Copy, in full, each line of the material that holds the word "GFPI".

Dataset excerpt
* * *

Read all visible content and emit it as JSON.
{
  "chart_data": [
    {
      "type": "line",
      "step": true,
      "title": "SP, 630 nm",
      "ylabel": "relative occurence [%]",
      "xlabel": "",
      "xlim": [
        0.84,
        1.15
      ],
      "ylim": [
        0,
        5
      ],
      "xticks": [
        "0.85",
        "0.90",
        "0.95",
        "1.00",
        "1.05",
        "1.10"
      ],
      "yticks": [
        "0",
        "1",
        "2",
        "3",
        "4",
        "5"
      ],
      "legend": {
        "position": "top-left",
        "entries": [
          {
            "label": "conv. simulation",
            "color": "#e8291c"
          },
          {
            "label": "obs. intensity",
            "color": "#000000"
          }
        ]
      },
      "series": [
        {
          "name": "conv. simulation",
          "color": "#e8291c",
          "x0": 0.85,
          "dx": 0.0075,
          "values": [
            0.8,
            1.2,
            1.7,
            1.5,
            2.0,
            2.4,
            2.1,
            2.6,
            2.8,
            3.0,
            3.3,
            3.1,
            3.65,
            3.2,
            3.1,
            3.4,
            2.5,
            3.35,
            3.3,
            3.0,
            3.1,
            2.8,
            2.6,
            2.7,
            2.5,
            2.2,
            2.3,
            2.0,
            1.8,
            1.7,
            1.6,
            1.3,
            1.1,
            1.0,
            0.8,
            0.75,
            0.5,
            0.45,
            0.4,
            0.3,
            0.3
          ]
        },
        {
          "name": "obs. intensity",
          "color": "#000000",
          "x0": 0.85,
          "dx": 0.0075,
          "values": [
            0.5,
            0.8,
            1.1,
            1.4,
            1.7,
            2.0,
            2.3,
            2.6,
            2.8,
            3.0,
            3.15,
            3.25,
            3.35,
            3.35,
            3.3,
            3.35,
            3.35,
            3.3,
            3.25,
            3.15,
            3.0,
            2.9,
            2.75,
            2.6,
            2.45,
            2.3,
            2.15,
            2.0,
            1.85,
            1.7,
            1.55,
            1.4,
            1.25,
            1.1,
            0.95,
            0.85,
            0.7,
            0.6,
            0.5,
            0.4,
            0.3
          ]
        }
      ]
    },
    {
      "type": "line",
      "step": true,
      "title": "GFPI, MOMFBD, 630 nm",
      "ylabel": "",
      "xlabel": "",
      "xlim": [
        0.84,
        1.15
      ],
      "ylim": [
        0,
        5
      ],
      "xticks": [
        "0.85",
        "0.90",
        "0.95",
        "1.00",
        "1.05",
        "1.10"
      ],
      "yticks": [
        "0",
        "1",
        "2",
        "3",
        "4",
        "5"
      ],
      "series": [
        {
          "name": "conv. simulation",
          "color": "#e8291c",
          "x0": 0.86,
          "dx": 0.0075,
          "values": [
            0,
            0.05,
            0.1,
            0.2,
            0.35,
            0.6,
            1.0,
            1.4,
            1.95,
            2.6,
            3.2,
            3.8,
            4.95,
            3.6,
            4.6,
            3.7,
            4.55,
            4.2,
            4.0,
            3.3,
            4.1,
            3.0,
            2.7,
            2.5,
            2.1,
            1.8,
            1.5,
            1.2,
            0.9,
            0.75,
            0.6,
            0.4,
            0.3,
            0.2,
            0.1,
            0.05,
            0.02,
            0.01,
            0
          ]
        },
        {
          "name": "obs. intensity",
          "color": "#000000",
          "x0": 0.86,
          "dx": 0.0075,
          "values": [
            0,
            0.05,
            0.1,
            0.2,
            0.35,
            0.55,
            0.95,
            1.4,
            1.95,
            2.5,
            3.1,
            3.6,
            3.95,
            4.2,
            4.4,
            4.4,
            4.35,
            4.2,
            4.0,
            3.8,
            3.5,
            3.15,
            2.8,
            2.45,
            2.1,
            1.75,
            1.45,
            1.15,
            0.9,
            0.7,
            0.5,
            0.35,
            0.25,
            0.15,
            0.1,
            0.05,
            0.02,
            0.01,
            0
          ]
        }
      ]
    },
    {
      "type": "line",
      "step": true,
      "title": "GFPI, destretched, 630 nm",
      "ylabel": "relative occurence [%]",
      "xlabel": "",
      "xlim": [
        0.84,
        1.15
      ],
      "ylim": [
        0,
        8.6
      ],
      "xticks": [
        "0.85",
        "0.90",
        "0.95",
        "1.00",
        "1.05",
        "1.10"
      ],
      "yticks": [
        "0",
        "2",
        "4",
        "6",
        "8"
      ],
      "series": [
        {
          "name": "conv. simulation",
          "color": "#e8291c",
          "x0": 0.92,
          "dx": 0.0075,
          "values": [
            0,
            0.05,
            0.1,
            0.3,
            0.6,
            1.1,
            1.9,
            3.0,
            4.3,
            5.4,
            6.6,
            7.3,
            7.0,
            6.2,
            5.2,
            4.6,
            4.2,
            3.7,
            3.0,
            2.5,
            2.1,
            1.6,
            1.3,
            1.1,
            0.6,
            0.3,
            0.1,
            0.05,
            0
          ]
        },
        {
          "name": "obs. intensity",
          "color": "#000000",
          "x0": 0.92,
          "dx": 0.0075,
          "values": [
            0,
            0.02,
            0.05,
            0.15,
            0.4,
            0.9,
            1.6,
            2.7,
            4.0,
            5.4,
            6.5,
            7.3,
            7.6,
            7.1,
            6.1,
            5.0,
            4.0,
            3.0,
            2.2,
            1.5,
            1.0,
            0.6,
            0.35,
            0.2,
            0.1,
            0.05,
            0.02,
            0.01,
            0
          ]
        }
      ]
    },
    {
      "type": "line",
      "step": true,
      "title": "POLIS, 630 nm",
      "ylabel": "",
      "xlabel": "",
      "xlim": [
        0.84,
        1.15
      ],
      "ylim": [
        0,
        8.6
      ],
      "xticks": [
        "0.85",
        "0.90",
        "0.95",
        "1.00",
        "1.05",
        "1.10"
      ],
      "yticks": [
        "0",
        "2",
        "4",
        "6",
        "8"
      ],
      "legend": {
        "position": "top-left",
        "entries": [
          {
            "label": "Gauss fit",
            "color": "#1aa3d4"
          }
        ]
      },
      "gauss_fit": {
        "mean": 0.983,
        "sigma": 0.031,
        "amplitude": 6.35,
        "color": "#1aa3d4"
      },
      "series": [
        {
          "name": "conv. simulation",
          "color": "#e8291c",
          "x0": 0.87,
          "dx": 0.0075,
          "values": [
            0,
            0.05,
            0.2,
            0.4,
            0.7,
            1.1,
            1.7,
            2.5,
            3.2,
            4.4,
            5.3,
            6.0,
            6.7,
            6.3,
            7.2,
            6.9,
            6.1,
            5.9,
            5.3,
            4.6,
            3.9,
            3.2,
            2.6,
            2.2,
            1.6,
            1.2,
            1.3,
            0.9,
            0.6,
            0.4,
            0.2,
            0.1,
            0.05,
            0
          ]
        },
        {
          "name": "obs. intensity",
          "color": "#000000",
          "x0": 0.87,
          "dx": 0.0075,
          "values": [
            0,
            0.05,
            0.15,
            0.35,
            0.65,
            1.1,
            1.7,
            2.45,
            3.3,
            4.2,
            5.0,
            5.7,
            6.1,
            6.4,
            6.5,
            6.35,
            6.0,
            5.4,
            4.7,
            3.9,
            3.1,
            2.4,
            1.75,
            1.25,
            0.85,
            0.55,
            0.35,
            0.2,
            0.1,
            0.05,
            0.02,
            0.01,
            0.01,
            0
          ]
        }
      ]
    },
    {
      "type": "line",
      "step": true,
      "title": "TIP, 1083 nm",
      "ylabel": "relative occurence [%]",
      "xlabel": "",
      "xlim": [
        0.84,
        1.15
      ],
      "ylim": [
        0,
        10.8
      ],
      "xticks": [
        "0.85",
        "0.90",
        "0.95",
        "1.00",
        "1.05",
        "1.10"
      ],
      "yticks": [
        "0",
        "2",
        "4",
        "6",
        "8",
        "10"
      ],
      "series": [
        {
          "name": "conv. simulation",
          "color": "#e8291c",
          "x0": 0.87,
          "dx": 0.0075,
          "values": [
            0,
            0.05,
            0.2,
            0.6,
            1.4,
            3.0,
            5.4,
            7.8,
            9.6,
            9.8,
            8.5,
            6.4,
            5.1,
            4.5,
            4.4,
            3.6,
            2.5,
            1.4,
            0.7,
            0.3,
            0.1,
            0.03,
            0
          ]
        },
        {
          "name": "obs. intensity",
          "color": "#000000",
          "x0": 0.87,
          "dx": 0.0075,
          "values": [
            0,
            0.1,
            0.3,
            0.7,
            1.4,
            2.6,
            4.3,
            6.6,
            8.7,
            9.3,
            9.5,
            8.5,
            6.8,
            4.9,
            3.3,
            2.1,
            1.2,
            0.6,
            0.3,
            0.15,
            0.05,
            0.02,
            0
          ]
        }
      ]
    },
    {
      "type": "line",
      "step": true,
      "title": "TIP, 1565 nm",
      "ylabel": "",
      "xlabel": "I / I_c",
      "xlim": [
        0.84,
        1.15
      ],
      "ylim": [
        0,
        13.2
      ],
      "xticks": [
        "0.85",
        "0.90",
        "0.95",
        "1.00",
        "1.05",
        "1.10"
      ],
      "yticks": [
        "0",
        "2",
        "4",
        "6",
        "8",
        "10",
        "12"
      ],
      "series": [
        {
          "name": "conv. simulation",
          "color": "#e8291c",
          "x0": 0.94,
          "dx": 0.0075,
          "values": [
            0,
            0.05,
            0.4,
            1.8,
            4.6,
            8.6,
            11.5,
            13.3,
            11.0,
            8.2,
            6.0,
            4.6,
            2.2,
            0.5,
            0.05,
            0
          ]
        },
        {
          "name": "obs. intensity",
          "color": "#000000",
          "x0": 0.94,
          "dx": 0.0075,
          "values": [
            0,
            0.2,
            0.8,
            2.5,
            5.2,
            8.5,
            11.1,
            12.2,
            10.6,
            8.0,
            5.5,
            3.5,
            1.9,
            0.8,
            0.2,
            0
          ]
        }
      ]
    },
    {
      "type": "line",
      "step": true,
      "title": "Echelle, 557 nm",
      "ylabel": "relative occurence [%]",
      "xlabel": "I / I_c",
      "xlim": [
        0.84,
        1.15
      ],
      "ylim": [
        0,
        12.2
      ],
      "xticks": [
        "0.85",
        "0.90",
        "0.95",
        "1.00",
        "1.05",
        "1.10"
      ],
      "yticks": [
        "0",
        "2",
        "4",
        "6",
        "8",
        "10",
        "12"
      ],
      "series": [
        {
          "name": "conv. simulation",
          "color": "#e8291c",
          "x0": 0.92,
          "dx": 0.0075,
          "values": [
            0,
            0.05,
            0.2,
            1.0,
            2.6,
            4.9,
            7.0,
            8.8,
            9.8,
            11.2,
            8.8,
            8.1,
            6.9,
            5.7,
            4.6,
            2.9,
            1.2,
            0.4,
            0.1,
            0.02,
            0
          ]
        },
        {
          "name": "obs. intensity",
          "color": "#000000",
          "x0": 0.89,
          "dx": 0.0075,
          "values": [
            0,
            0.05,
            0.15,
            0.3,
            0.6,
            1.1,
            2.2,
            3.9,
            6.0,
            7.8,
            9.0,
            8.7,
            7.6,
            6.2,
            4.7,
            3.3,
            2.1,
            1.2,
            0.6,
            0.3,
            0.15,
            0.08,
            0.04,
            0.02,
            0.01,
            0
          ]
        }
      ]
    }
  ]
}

* * *

▸ **EXPECTED OUTPUT**
      "title": "GFPI, MOMFBD, 630 nm",
      "title": "GFPI, destretched, 630 nm",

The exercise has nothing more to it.